*Stated goal:* Omit every image, and transcribe the remaining entries exactly as given.
— BEGIN Dataset rows —
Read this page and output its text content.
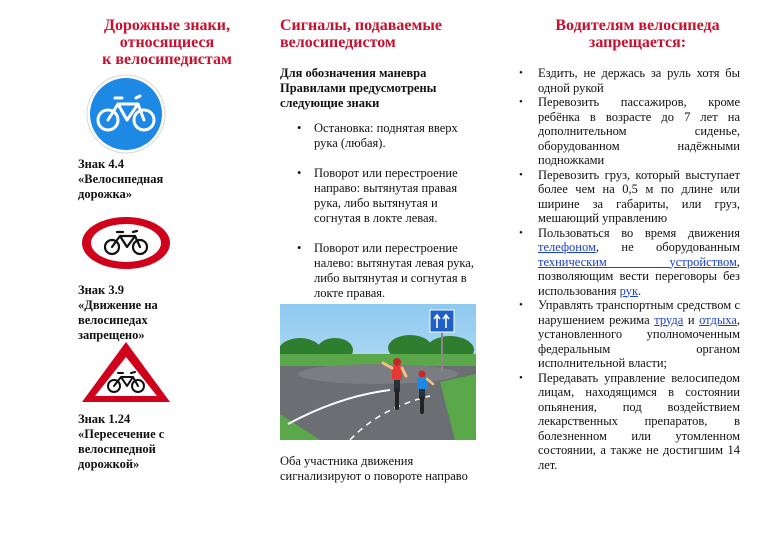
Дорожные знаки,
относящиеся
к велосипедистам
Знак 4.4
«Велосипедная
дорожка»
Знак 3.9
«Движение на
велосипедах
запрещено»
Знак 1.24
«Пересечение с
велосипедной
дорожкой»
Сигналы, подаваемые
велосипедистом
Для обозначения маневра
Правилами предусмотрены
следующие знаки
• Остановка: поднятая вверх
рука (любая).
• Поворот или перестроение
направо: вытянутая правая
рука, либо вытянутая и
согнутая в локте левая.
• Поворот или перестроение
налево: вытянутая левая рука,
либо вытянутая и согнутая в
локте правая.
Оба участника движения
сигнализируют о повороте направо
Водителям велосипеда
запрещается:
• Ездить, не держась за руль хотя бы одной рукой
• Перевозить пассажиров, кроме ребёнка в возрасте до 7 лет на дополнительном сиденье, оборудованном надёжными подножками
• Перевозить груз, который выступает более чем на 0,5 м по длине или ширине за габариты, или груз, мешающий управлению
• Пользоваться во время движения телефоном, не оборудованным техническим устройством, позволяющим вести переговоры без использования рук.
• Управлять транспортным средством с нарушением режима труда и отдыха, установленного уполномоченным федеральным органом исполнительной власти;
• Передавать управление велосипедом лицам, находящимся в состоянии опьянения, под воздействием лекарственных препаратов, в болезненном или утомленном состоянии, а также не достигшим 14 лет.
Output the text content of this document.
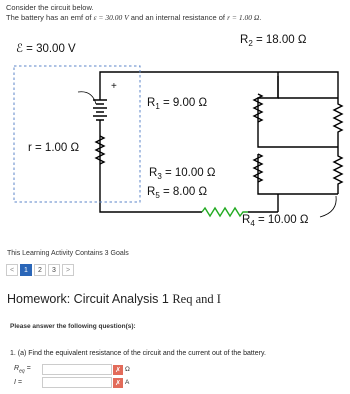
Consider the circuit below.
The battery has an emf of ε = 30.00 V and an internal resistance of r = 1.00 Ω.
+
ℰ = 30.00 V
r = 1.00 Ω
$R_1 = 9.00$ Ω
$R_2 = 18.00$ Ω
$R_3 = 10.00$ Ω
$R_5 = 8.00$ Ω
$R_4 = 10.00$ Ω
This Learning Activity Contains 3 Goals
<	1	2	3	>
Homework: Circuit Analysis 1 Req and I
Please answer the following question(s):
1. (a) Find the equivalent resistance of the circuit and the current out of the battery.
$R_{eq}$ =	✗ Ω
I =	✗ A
— END Dataset rows —
*Completed task:*
Read this page and output its text content.
Дорожные знаки,
относящиеся
к велосипедистам
Знак 4.4
«Велосипедная
дорожка»
Знак 3.9
«Движение на
велосипедах
запрещено»
Знак 1.24
«Пересечение с
велосипедной
дорожкой»
Сигналы, подаваемые
велосипедистом
Для обозначения маневра
Правилами предусмотрены
следующие знаки
• Остановка: поднятая вверх
рука (любая).
• Поворот или перестроение
направо: вытянутая правая
рука, либо вытянутая и
согнутая в локте левая.
• Поворот или перестроение
налево: вытянутая левая рука,
либо вытянутая и согнутая в
локте правая.
Оба участника движения
сигнализируют о повороте направо
Водителям велосипеда
запрещается:
• Ездить, не держась за руль хотя бы одной рукой
• Перевозить пассажиров, кроме ребёнка в возрасте до 7 лет на дополнительном сиденье, оборудованном надёжными подножками
• Перевозить груз, который выступает более чем на 0,5 м по длине или ширине за габариты, или груз, мешающий управлению
• Пользоваться во время движения телефоном, не оборудованным техническим устройством, позволяющим вести переговоры без использования рук.
• Управлять транспортным средством с нарушением режима труда и отдыха, установленного уполномоченным федеральным органом исполнительной власти;
• Передавать управление велосипедом лицам, находящимся в состоянии опьянения, под воздействием лекарственных препаратов, в болезненном или утомленном состоянии, а также не достигшим 14 лет.
Output the text content of this document.
Consider the circuit below.
The battery has an emf of ε = 30.00 V and an internal resistance of r = 1.00 Ω.
+
ℰ = 30.00 V
r = 1.00 Ω
$R_1 = 9.00$ Ω
$R_2 = 18.00$ Ω
$R_3 = 10.00$ Ω
$R_5 = 8.00$ Ω
$R_4 = 10.00$ Ω
This Learning Activity Contains 3 Goals
<	1	2	3	>
Homework: Circuit Analysis 1 Req and I
Please answer the following question(s):
1. (a) Find the equivalent resistance of the circuit and the current out of the battery.
$R_{eq}$ =	✗ Ω
I =	✗ A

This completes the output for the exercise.